### [WRITTEN TASK]
Every line holding the word "effects" counts once. Give the total, nothing more.

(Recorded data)
========================================================================

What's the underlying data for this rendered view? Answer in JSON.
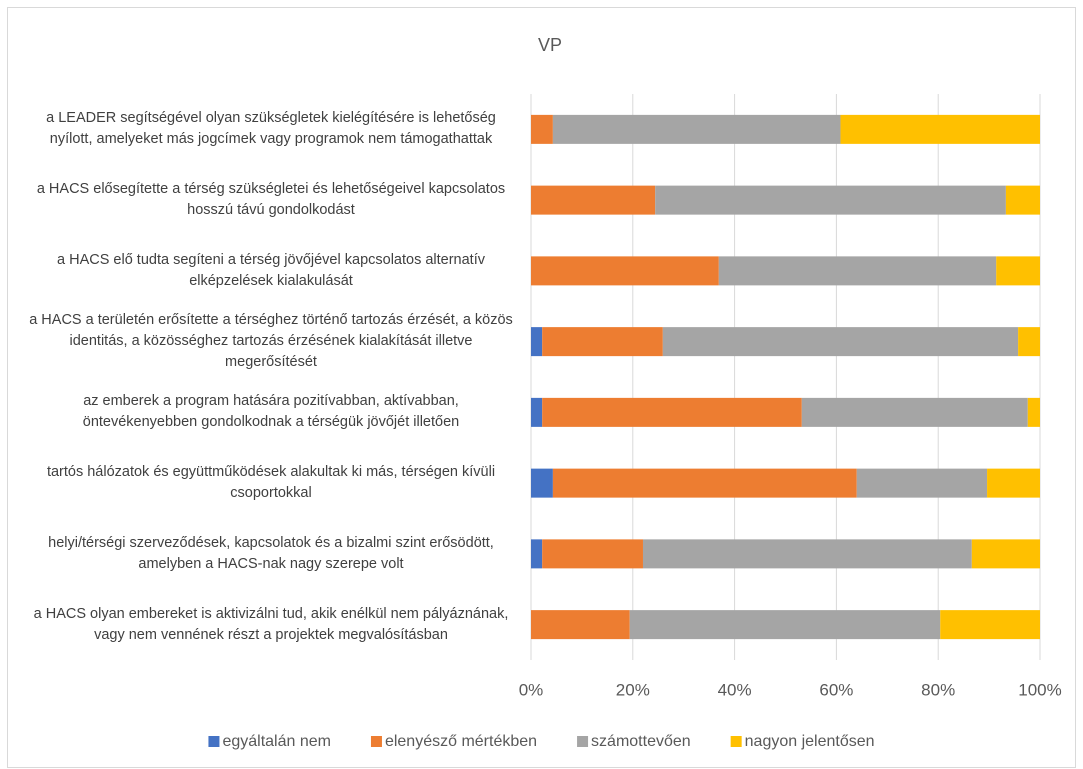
{
  "chart_data": {
    "type": "stacked_barh",
    "title": "VP",
    "categories": [
      "a LEADER segítségével olyan szükségletek kielégítésére is lehetőség nyílott, amelyeket más jogcímek vagy programok nem támogathattak",
      "a HACS elősegítette a térség szükségletei és lehetőségeivel kapcsolatos hosszú távú gondolkodást",
      "a HACS elő tudta segíteni a térség jövőjével kapcsolatos alternatív elképzelések kialakulását",
      "a HACS a területén erősítette a térséghez történő tartozás érzését, a közös identitás, a közösséghez tartozás érzésének kialakítását illetve megerősítését",
      "az emberek a program hatására pozitívabban, aktívabban, öntevékenyebben gondolkodnak a térségük jövőjét illetően",
      "tartós hálózatok és együttműködések alakultak ki más, térségen kívüli csoportokkal",
      "helyi/térségi szerveződések, kapcsolatok és a bizalmi szint erősödött, amelyben a HACS-nak nagy szerepe volt",
      "a HACS olyan embereket is aktivizálni tud, akik enélkül nem pályáznának, vagy nem vennének részt a projektek megvalósításban"
    ],
    "series": [
      {
        "name": "egyáltalán nem",
        "color": "#4472c4",
        "values": [
          0,
          0,
          0,
          2.2,
          2.2,
          4.3,
          2.2,
          0
        ]
      },
      {
        "name": "elenyésző mértékben",
        "color": "#ed7d31",
        "values": [
          4.3,
          24.4,
          36.9,
          23.7,
          51.0,
          59.7,
          19.8,
          19.4
        ]
      },
      {
        "name": "számottevően",
        "color": "#a5a5a5",
        "values": [
          56.5,
          68.9,
          54.5,
          69.8,
          44.4,
          25.6,
          64.6,
          61.0
        ]
      },
      {
        "name": "nagyon jelentősen",
        "color": "#ffc000",
        "values": [
          39.2,
          6.7,
          8.6,
          4.3,
          2.4,
          10.4,
          13.4,
          19.6
        ]
      }
    ],
    "xlim": [
      0,
      100
    ],
    "xticks": [
      {
        "value": 0,
        "label": "0%"
      },
      {
        "value": 20,
        "label": "20%"
      },
      {
        "value": 40,
        "label": "40%"
      },
      {
        "value": 60,
        "label": "60%"
      },
      {
        "value": 80,
        "label": "80%"
      },
      {
        "value": 100,
        "label": "100%"
      }
    ],
    "grid": true,
    "legend": "bottom"
  }
}
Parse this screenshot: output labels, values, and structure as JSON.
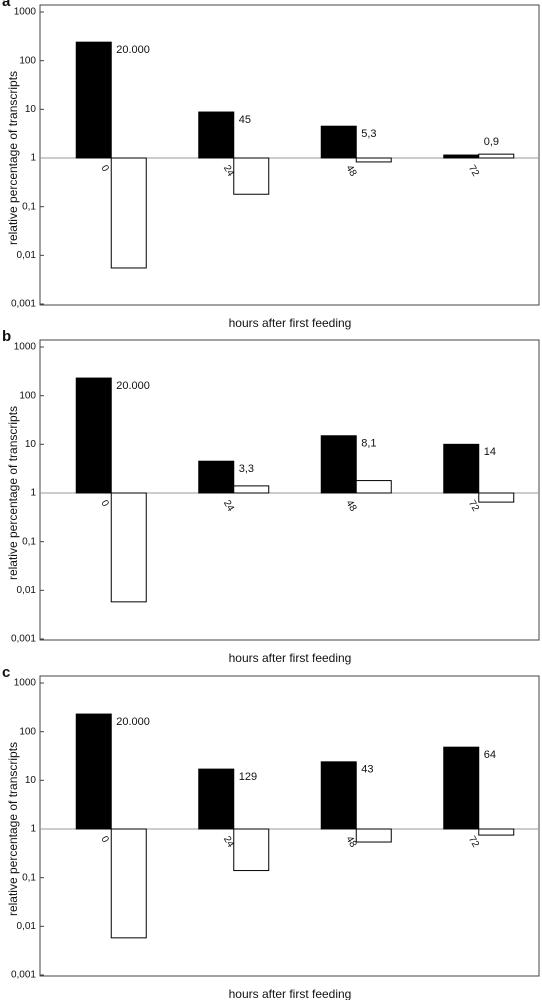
{
  "chart_data": [
    {
      "type": "bar",
      "label": "a",
      "y_label": "relative percentage of transcripts",
      "x_label": "hours after first feeding",
      "log_scale": true,
      "categories": [
        "0",
        "24",
        "48",
        "72"
      ],
      "series": [
        {
          "color": "#000000",
          "values": [
            240,
            8.8,
            4.5,
            1.15
          ]
        },
        {
          "color": "#ffffff",
          "values": [
            0.0055,
            0.18,
            0.83,
            1.2
          ]
        }
      ],
      "annotations": [
        "20.000",
        "45",
        "5,3",
        "0,9"
      ],
      "ylim": [
        0.001,
        1000
      ],
      "yticks": [
        {
          "value": 0.001,
          "label": "0,001"
        },
        {
          "value": 0.01,
          "label": "0,01"
        },
        {
          "value": 0.1,
          "label": "0,1"
        },
        1,
        10,
        100,
        1000
      ]
    },
    {
      "type": "bar",
      "label": "b",
      "y_label": "relative percentage of transcripts",
      "x_label": "hours after first feeding",
      "log_scale": true,
      "categories": [
        "0",
        "24",
        "48",
        "72"
      ],
      "series": [
        {
          "color": "#000000",
          "values": [
            230,
            4.5,
            15,
            10
          ]
        },
        {
          "color": "#ffffff",
          "values": [
            0.0058,
            1.4,
            1.8,
            0.65
          ]
        }
      ],
      "annotations": [
        "20.000",
        "3,3",
        "8,1",
        "14"
      ],
      "ylim": [
        0.001,
        1000
      ],
      "yticks": [
        {
          "value": 0.001,
          "label": "0,001"
        },
        {
          "value": 0.01,
          "label": "0,01"
        },
        {
          "value": 0.1,
          "label": "0,1"
        },
        1,
        10,
        100,
        1000
      ]
    },
    {
      "type": "bar",
      "label": "c",
      "y_label": "relative percentage of transcripts",
      "x_label": "hours after first feeding",
      "log_scale": true,
      "categories": [
        "0",
        "24",
        "48",
        "72"
      ],
      "series": [
        {
          "color": "#000000",
          "values": [
            230,
            17,
            24,
            48
          ]
        },
        {
          "color": "#ffffff",
          "values": [
            0.0058,
            0.14,
            0.54,
            0.75
          ]
        }
      ],
      "annotations": [
        "20.000",
        "129",
        "43",
        "64"
      ],
      "ylim": [
        0.001,
        1000
      ],
      "yticks": [
        {
          "value": 0.001,
          "label": "0,001"
        },
        {
          "value": 0.01,
          "label": "0,01"
        },
        {
          "value": 0.1,
          "label": "0,1"
        },
        1,
        10,
        100,
        1000
      ]
    }
  ]
}
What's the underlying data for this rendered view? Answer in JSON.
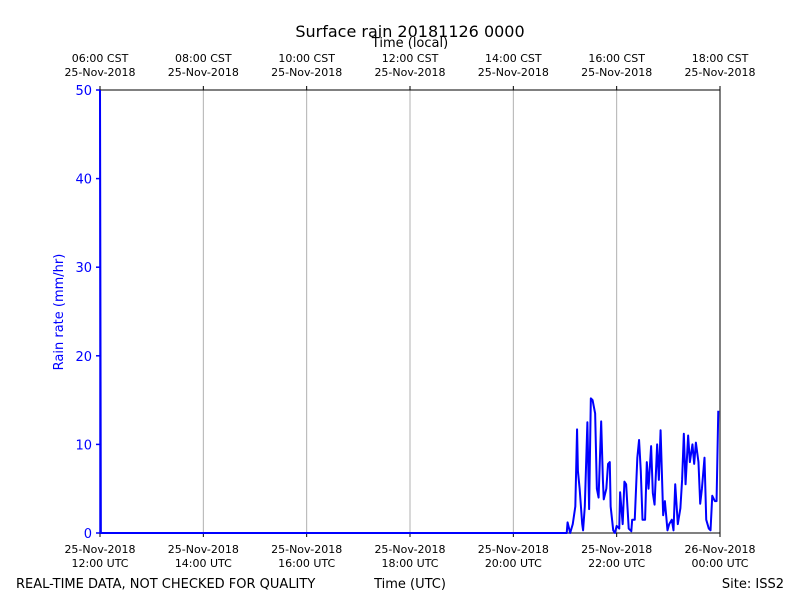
{
  "chart_data": {
    "type": "line",
    "title": "Surface rain 20181126 0000",
    "x_label": "Time (UTC)",
    "x2_label": "Time (local)",
    "y_label": "Rain rate (mm/hr)",
    "footer_left": "REAL-TIME DATA, NOT CHECKED FOR QUALITY",
    "footer_right": "Site: ISS2",
    "xlim": [
      "2018-11-25T12:00",
      "2018-11-26T00:00"
    ],
    "xticks": [
      {
        "value": "2018-11-25T12:00",
        "label": "25-Nov-2018\n12:00 UTC"
      },
      {
        "value": "2018-11-25T14:00",
        "label": "25-Nov-2018\n14:00 UTC"
      },
      {
        "value": "2018-11-25T16:00",
        "label": "25-Nov-2018\n16:00 UTC"
      },
      {
        "value": "2018-11-25T18:00",
        "label": "25-Nov-2018\n18:00 UTC"
      },
      {
        "value": "2018-11-25T20:00",
        "label": "25-Nov-2018\n20:00 UTC"
      },
      {
        "value": "2018-11-25T22:00",
        "label": "25-Nov-2018\n22:00 UTC"
      },
      {
        "value": "2018-11-26T00:00",
        "label": "26-Nov-2018\n00:00 UTC"
      }
    ],
    "x2ticks": [
      {
        "value": "2018-11-25T12:00",
        "label": "06:00 CST\n25-Nov-2018"
      },
      {
        "value": "2018-11-25T14:00",
        "label": "08:00 CST\n25-Nov-2018"
      },
      {
        "value": "2018-11-25T16:00",
        "label": "10:00 CST\n25-Nov-2018"
      },
      {
        "value": "2018-11-25T18:00",
        "label": "12:00 CST\n25-Nov-2018"
      },
      {
        "value": "2018-11-25T20:00",
        "label": "14:00 CST\n25-Nov-2018"
      },
      {
        "value": "2018-11-25T22:00",
        "label": "16:00 CST\n25-Nov-2018"
      },
      {
        "value": "2018-11-26T00:00",
        "label": "18:00 CST\n25-Nov-2018"
      }
    ],
    "ylim": [
      0,
      50
    ],
    "yticks": [
      0,
      10,
      20,
      30,
      40,
      50
    ],
    "grid": "x",
    "color": "#0000ff",
    "x": [
      "2018-11-25T12:00",
      "2018-11-25T12:01",
      "2018-11-25T21:02",
      "2018-11-25T21:03",
      "2018-11-25T21:06",
      "2018-11-25T21:09",
      "2018-11-25T21:12",
      "2018-11-25T21:14",
      "2018-11-25T21:15",
      "2018-11-25T21:17",
      "2018-11-25T21:20",
      "2018-11-25T21:21",
      "2018-11-25T21:23",
      "2018-11-25T21:26",
      "2018-11-25T21:28",
      "2018-11-25T21:30",
      "2018-11-25T21:32",
      "2018-11-25T21:35",
      "2018-11-25T21:37",
      "2018-11-25T21:39",
      "2018-11-25T21:42",
      "2018-11-25T21:44",
      "2018-11-25T21:45",
      "2018-11-25T21:48",
      "2018-11-25T21:50",
      "2018-11-25T21:52",
      "2018-11-25T21:53",
      "2018-11-25T21:56",
      "2018-11-25T21:58",
      "2018-11-25T22:00",
      "2018-11-25T22:03",
      "2018-11-25T22:04",
      "2018-11-25T22:07",
      "2018-11-25T22:09",
      "2018-11-25T22:11",
      "2018-11-25T22:14",
      "2018-11-25T22:17",
      "2018-11-25T22:18",
      "2018-11-25T22:21",
      "2018-11-25T22:24",
      "2018-11-25T22:26",
      "2018-11-25T22:28",
      "2018-11-25T22:30",
      "2018-11-25T22:33",
      "2018-11-25T22:35",
      "2018-11-25T22:37",
      "2018-11-25T22:40",
      "2018-11-25T22:42",
      "2018-11-25T22:44",
      "2018-11-25T22:47",
      "2018-11-25T22:49",
      "2018-11-25T22:51",
      "2018-11-25T22:54",
      "2018-11-25T22:56",
      "2018-11-25T22:59",
      "2018-11-25T23:01",
      "2018-11-25T23:04",
      "2018-11-25T23:06",
      "2018-11-25T23:08",
      "2018-11-25T23:11",
      "2018-11-25T23:14",
      "2018-11-25T23:16",
      "2018-11-25T23:18",
      "2018-11-25T23:20",
      "2018-11-25T23:23",
      "2018-11-25T23:25",
      "2018-11-25T23:28",
      "2018-11-25T23:30",
      "2018-11-25T23:32",
      "2018-11-25T23:35",
      "2018-11-25T23:37",
      "2018-11-25T23:39",
      "2018-11-25T23:42",
      "2018-11-25T23:44",
      "2018-11-25T23:47",
      "2018-11-25T23:49",
      "2018-11-25T23:51",
      "2018-11-25T23:54",
      "2018-11-25T23:56",
      "2018-11-25T23:58"
    ],
    "values": [
      50,
      0,
      0,
      1.2,
      0,
      1,
      3,
      11.7,
      7,
      5,
      1,
      0.3,
      3,
      12.5,
      2.7,
      15.2,
      15,
      13.5,
      5,
      4,
      12.6,
      6,
      3.8,
      5,
      7.8,
      8,
      3,
      0.3,
      0,
      0.8,
      0.5,
      4.6,
      1,
      5.8,
      5.5,
      0.5,
      0.2,
      1.5,
      1.5,
      8.5,
      10.5,
      7,
      1.5,
      1.5,
      8,
      5,
      9.8,
      4.5,
      3.2,
      10,
      6,
      11.6,
      2,
      3.6,
      0.3,
      1,
      1.5,
      0.3,
      5.5,
      1,
      2.8,
      6,
      11.2,
      5.5,
      11,
      8,
      10,
      7.8,
      10.2,
      8,
      3.3,
      5,
      8.5,
      1.5,
      0.5,
      0.3,
      4.2,
      3.6,
      3.6,
      13.8
    ]
  }
}
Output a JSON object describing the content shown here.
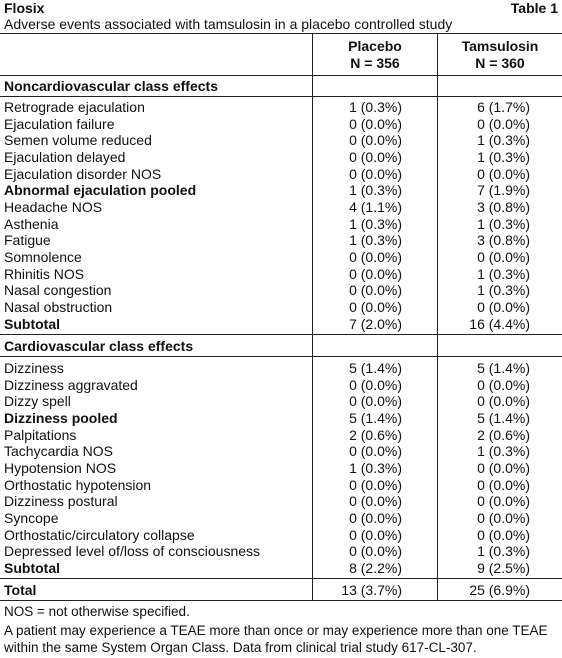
{
  "header": {
    "title": "Flosix",
    "table_label": "Table 1",
    "caption": "Adverse events associated with tamsulosin in a placebo controlled study"
  },
  "columns": [
    {
      "name": "Placebo",
      "n": "N = 356"
    },
    {
      "name": "Tamsulosin",
      "n": "N = 360"
    }
  ],
  "sections": [
    {
      "title": "Noncardiovascular class effects",
      "rows": [
        {
          "label": "Retrograde ejaculation",
          "placebo": "1 (0.3%)",
          "tamsulosin": "6 (1.7%)"
        },
        {
          "label": "Ejaculation failure",
          "placebo": "0 (0.0%)",
          "tamsulosin": "0 (0.0%)"
        },
        {
          "label": "Semen volume reduced",
          "placebo": "0 (0.0%)",
          "tamsulosin": "1 (0.3%)"
        },
        {
          "label": "Ejaculation delayed",
          "placebo": "0 (0.0%)",
          "tamsulosin": "1 (0.3%)"
        },
        {
          "label": "Ejaculation disorder NOS",
          "placebo": "0 (0.0%)",
          "tamsulosin": "0 (0.0%)"
        },
        {
          "label": "Abnormal ejaculation pooled",
          "placebo": "1 (0.3%)",
          "tamsulosin": "7 (1.9%)",
          "bold": true
        },
        {
          "label": "Headache NOS",
          "placebo": "4 (1.1%)",
          "tamsulosin": "3 (0.8%)"
        },
        {
          "label": "Asthenia",
          "placebo": "1 (0.3%)",
          "tamsulosin": "1 (0.3%)"
        },
        {
          "label": "Fatigue",
          "placebo": "1 (0.3%)",
          "tamsulosin": "3 (0.8%)"
        },
        {
          "label": "Somnolence",
          "placebo": "0 (0.0%)",
          "tamsulosin": "0 (0.0%)"
        },
        {
          "label": "Rhinitis NOS",
          "placebo": "0 (0.0%)",
          "tamsulosin": "1 (0.3%)"
        },
        {
          "label": "Nasal congestion",
          "placebo": "0 (0.0%)",
          "tamsulosin": "1 (0.3%)"
        },
        {
          "label": "Nasal obstruction",
          "placebo": "0 (0.0%)",
          "tamsulosin": "0 (0.0%)"
        },
        {
          "label": "Subtotal",
          "placebo": "7 (2.0%)",
          "tamsulosin": "16 (4.4%)",
          "bold": true
        }
      ]
    },
    {
      "title": "Cardiovascular class effects",
      "rows": [
        {
          "label": "Dizziness",
          "placebo": "5 (1.4%)",
          "tamsulosin": "5 (1.4%)"
        },
        {
          "label": "Dizziness aggravated",
          "placebo": "0 (0.0%)",
          "tamsulosin": "0 (0.0%)"
        },
        {
          "label": "Dizzy spell",
          "placebo": "0 (0.0%)",
          "tamsulosin": "0 (0.0%)"
        },
        {
          "label": "Dizziness pooled",
          "placebo": "5 (1.4%)",
          "tamsulosin": "5 (1.4%)",
          "bold": true
        },
        {
          "label": "Palpitations",
          "placebo": "2 (0.6%)",
          "tamsulosin": "2 (0.6%)"
        },
        {
          "label": "Tachycardia NOS",
          "placebo": "0 (0.0%)",
          "tamsulosin": "1 (0.3%)"
        },
        {
          "label": "Hypotension NOS",
          "placebo": "1 (0.3%)",
          "tamsulosin": "0 (0.0%)"
        },
        {
          "label": "Orthostatic hypotension",
          "placebo": "0 (0.0%)",
          "tamsulosin": "0 (0.0%)"
        },
        {
          "label": "Dizziness postural",
          "placebo": "0 (0.0%)",
          "tamsulosin": "0 (0.0%)"
        },
        {
          "label": "Syncope",
          "placebo": "0 (0.0%)",
          "tamsulosin": "0 (0.0%)"
        },
        {
          "label": "Orthostatic/circulatory collapse",
          "placebo": "0 (0.0%)",
          "tamsulosin": "0 (0.0%)"
        },
        {
          "label": "Depressed level of/loss of consciousness",
          "placebo": "0 (0.0%)",
          "tamsulosin": "1 (0.3%)"
        },
        {
          "label": "Subtotal",
          "placebo": "8 (2.2%)",
          "tamsulosin": "9 (2.5%)",
          "bold": true
        }
      ]
    }
  ],
  "total": {
    "label": "Total",
    "placebo": "13 (3.7%)",
    "tamsulosin": "25 (6.9%)"
  },
  "footnotes": [
    "NOS = not otherwise specified.",
    "A patient may experience a TEAE more than once or may experience more than one TEAE within the same System Organ Class. Data from clinical trial study 617-CL-307."
  ]
}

========================================================================

### [FINAL RESULT]
2